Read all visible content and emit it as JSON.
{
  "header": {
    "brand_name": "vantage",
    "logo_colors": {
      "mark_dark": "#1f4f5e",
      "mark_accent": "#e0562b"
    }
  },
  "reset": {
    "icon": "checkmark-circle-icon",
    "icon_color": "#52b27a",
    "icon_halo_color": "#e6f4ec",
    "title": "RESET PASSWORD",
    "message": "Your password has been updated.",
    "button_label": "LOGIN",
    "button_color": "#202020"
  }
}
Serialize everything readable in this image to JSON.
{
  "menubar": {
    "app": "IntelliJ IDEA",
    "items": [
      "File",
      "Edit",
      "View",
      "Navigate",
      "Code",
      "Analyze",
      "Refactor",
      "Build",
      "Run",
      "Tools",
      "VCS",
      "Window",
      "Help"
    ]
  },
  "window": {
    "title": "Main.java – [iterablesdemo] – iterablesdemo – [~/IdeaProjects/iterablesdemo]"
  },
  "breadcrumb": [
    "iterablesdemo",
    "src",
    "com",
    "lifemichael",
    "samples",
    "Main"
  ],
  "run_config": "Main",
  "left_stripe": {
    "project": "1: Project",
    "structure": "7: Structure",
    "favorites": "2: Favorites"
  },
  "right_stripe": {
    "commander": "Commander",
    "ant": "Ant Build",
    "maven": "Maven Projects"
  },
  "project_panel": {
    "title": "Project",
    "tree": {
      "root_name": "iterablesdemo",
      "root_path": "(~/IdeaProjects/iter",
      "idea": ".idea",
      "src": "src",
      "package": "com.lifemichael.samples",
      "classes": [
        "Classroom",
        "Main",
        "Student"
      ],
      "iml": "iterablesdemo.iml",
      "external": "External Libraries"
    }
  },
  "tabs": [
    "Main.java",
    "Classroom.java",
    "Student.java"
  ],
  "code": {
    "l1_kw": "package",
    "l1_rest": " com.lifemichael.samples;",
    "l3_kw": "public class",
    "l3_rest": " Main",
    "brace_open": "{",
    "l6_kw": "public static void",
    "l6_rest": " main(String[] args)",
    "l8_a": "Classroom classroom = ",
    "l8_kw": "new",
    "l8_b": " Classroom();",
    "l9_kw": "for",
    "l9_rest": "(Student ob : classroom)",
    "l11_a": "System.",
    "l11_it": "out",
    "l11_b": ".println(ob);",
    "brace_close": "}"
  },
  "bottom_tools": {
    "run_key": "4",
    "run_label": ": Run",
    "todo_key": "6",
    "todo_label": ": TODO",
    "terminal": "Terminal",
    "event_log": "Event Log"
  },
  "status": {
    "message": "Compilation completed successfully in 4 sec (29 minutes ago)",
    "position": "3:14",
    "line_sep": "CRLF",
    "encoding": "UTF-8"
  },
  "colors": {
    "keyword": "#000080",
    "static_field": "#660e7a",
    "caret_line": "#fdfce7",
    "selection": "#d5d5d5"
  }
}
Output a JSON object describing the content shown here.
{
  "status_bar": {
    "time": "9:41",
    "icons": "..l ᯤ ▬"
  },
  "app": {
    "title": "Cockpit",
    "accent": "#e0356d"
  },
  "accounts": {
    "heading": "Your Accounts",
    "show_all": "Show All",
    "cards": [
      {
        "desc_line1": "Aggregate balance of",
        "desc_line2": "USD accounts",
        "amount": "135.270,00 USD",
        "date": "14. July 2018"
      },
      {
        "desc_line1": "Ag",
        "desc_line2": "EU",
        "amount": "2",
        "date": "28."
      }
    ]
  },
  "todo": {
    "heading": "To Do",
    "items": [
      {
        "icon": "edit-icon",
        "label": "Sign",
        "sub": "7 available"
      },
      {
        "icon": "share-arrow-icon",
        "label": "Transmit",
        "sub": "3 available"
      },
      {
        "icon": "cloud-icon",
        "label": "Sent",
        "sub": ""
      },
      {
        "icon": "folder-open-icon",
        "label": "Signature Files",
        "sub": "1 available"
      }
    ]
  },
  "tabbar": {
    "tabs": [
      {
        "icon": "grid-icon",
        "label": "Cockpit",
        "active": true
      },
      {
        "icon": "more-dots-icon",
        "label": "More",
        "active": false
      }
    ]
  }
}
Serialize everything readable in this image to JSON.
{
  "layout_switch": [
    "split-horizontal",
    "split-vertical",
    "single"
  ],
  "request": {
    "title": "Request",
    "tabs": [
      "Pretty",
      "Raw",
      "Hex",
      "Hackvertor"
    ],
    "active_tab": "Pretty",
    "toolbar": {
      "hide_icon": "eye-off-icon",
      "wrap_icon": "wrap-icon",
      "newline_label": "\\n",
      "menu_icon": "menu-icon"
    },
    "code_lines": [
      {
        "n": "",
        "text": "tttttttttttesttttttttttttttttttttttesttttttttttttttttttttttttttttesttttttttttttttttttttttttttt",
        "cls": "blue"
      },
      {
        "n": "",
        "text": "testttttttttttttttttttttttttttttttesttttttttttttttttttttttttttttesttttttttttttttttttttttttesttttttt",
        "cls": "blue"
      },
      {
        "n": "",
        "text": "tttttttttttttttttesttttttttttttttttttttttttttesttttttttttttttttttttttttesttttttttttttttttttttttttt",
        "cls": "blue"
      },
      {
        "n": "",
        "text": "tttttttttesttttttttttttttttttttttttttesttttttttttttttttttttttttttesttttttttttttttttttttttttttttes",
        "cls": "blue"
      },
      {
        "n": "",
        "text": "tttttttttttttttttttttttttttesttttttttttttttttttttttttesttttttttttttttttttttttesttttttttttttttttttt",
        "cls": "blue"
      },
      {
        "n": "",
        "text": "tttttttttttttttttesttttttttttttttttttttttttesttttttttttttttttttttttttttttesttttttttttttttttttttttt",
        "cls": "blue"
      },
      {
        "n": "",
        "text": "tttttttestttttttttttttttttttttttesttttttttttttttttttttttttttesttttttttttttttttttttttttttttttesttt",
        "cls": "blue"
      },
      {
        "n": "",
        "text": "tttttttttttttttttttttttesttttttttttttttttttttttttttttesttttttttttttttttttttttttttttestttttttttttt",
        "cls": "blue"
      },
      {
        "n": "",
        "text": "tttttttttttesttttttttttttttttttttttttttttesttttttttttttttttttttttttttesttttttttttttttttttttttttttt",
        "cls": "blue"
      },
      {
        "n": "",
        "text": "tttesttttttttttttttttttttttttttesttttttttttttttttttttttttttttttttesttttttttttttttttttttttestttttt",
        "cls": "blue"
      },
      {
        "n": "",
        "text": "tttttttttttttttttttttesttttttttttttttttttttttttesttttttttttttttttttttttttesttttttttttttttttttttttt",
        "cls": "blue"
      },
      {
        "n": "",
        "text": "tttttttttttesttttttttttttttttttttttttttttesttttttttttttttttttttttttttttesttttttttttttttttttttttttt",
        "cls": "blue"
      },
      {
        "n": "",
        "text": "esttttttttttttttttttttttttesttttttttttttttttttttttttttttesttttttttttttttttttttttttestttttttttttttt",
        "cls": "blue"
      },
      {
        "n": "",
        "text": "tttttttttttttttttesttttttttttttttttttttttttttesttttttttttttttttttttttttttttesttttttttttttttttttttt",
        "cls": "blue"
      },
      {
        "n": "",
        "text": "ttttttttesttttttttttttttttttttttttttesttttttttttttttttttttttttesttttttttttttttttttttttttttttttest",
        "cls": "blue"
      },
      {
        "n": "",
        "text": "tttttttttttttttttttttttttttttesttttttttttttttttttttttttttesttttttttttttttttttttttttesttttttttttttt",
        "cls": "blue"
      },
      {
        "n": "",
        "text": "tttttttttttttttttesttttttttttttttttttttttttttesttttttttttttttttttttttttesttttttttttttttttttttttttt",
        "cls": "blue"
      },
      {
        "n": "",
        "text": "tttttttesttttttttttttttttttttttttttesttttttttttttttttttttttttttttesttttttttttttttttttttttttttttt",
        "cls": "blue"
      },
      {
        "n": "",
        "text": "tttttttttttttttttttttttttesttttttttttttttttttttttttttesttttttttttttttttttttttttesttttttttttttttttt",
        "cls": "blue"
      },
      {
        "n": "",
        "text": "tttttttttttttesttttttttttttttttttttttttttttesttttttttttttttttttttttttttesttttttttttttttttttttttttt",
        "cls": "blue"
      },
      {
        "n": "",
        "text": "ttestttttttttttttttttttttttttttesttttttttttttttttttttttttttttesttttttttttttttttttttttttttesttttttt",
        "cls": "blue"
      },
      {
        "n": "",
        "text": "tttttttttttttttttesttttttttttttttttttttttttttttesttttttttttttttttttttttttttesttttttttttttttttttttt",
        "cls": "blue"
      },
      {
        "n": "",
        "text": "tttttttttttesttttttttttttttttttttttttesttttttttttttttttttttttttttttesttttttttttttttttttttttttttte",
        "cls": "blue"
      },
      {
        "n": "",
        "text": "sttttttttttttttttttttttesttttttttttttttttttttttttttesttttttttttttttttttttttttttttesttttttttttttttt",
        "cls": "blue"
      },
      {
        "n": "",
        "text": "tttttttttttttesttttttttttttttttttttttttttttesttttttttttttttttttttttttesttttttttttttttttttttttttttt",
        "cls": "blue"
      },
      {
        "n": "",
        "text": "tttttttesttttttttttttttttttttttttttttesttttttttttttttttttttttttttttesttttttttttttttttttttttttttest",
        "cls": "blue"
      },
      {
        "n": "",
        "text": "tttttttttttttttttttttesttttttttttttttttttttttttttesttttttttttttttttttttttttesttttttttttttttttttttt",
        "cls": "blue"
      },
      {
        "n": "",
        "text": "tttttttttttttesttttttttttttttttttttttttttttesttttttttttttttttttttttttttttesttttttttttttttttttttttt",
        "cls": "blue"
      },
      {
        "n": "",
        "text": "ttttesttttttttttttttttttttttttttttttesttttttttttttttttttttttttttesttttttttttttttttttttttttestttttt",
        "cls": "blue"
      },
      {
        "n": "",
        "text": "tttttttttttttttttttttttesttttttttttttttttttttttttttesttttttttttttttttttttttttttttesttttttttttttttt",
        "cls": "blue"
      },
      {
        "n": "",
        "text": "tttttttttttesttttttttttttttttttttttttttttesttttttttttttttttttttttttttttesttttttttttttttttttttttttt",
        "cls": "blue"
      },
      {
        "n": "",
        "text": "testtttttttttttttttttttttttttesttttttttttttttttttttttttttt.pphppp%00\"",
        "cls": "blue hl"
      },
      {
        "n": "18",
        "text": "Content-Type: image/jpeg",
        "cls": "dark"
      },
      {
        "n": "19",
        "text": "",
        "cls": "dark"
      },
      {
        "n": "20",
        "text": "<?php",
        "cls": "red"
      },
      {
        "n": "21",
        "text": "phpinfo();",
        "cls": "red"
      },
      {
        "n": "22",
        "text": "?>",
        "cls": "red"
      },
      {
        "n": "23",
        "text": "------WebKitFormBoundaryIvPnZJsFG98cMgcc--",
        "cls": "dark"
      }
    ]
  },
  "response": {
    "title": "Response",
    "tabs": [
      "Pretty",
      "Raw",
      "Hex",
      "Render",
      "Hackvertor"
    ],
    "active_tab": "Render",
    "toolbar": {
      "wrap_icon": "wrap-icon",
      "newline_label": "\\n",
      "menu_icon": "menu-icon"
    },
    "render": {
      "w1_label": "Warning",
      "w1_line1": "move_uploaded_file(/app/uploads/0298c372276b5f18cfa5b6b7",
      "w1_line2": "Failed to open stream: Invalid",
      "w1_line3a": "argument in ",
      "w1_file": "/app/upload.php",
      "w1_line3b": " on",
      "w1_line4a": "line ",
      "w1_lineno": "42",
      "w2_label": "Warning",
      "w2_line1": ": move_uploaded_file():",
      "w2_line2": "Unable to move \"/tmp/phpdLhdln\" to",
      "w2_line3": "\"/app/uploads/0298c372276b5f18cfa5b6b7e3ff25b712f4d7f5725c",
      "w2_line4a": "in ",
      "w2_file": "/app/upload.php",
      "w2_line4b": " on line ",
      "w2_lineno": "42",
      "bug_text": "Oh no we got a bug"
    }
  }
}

----------

→ DIRECTIONS
Scan the material above and determine how many lines include the word "lifemichael"; report only the number.

→ COMPLETE ANSWER
3